##### SUPPLIED MATERIAL

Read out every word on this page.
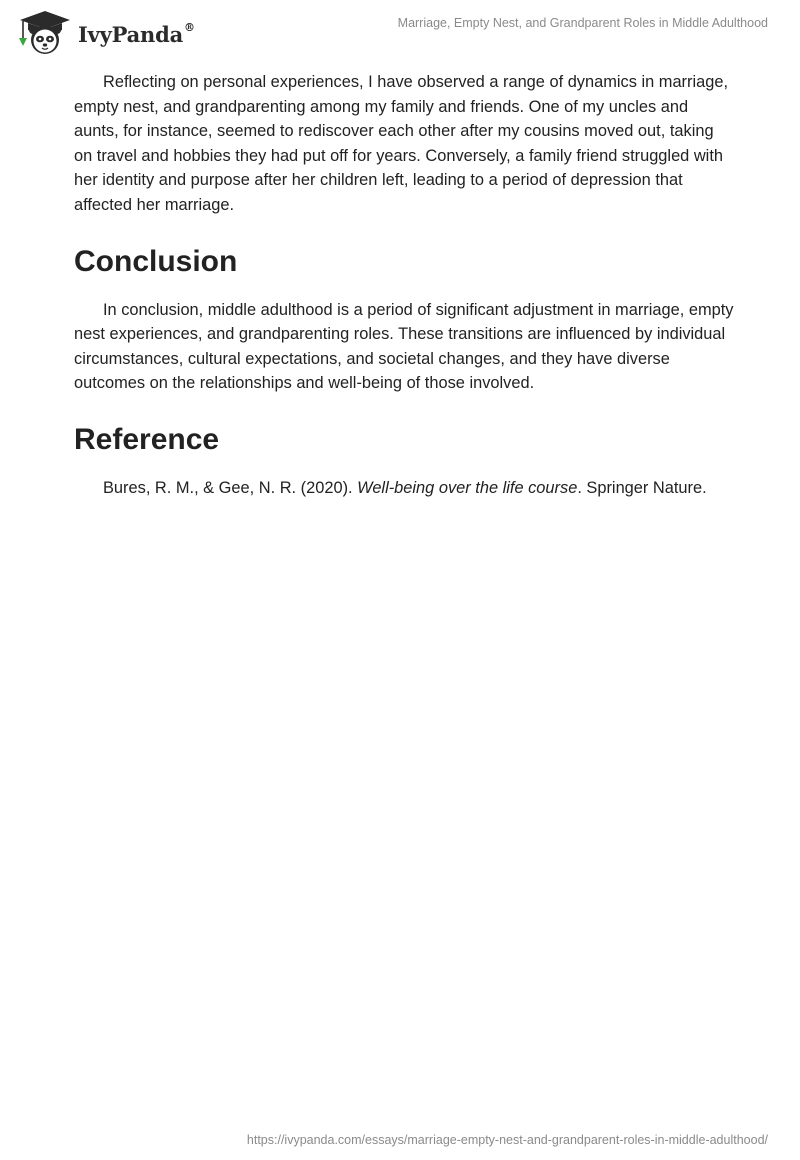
IvyPanda®	Marriage, Empty Nest, and Grandparent Roles in Middle Adulthood

Reflecting on personal experiences, I have observed a range of dynamics in marriage, empty nest, and grandparenting among my family and friends. One of my uncles and aunts, for instance, seemed to rediscover each other after my cousins moved out, taking on travel and hobbies they had put off for years. Conversely, a family friend struggled with her identity and purpose after her children left, leading to a period of depression that affected her marriage.

Conclusion

In conclusion, middle adulthood is a period of significant adjustment in marriage, empty nest experiences, and grandparenting roles. These transitions are influenced by individual circumstances, cultural expectations, and societal changes, and they have diverse outcomes on the relationships and well-being of those involved.

Reference

Bures, R. M., & Gee, N. R. (2020). Well-being over the life course. Springer Nature.

https://ivypanda.com/essays/marriage-empty-nest-and-grandparent-roles-in-middle-adulthood/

##########

Exclude the pictures and transcribe all of the entries exactly.

**EXERCISE RESPONSE:**
Read out every word on this page.
IvyPanda®	Marriage, Empty Nest, and Grandparent Roles in Middle Adulthood

Reflecting on personal experiences, I have observed a range of dynamics in marriage, empty nest, and grandparenting among my family and friends. One of my uncles and aunts, for instance, seemed to rediscover each other after my cousins moved out, taking on travel and hobbies they had put off for years. Conversely, a family friend struggled with her identity and purpose after her children left, leading to a period of depression that affected her marriage.

Conclusion

In conclusion, middle adulthood is a period of significant adjustment in marriage, empty nest experiences, and grandparenting roles. These transitions are influenced by individual circumstances, cultural expectations, and societal changes, and they have diverse outcomes on the relationships and well-being of those involved.

Reference

Bures, R. M., & Gee, N. R. (2020). Well-being over the life course. Springer Nature.

https://ivypanda.com/essays/marriage-empty-nest-and-grandparent-roles-in-middle-adulthood/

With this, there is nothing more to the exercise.